─── EXERCISE MATERIAL ───

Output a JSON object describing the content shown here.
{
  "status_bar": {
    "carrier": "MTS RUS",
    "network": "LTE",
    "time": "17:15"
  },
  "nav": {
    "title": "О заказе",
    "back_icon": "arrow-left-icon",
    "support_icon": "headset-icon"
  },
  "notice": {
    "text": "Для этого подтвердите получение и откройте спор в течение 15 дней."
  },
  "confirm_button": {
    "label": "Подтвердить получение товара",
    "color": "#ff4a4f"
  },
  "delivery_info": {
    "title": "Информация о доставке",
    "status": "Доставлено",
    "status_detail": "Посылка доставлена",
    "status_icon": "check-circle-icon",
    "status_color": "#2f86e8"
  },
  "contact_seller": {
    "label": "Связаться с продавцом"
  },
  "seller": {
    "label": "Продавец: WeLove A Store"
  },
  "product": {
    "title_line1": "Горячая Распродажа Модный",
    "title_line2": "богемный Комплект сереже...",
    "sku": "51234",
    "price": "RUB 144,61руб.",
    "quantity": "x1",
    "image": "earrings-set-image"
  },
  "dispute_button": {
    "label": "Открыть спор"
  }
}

───

→ **REQUIRED WORK**: The whole listing above needs to be written out again exactly.

→ **SOLUTION TO THIS PROBLEM**:
Output a JSON object describing the content shown here.
{
  "status_bar": {
    "carrier": "MTS RUS",
    "network": "LTE",
    "time": "17:15"
  },
  "nav": {
    "title": "О заказе",
    "back_icon": "arrow-left-icon",
    "support_icon": "headset-icon"
  },
  "notice": {
    "text": "Для этого подтвердите получение и откройте спор в течение 15 дней."
  },
  "confirm_button": {
    "label": "Подтвердить получение товара",
    "color": "#ff4a4f"
  },
  "delivery_info": {
    "title": "Информация о доставке",
    "status": "Доставлено",
    "status_detail": "Посылка доставлена",
    "status_icon": "check-circle-icon",
    "status_color": "#2f86e8"
  },
  "contact_seller": {
    "label": "Связаться с продавцом"
  },
  "seller": {
    "label": "Продавец: WeLove A Store"
  },
  "product": {
    "title_line1": "Горячая Распродажа Модный",
    "title_line2": "богемный Комплект сереже...",
    "sku": "51234",
    "price": "RUB 144,61руб.",
    "quantity": "x1",
    "image": "earrings-set-image"
  },
  "dispute_button": {
    "label": "Открыть спор"
  }
}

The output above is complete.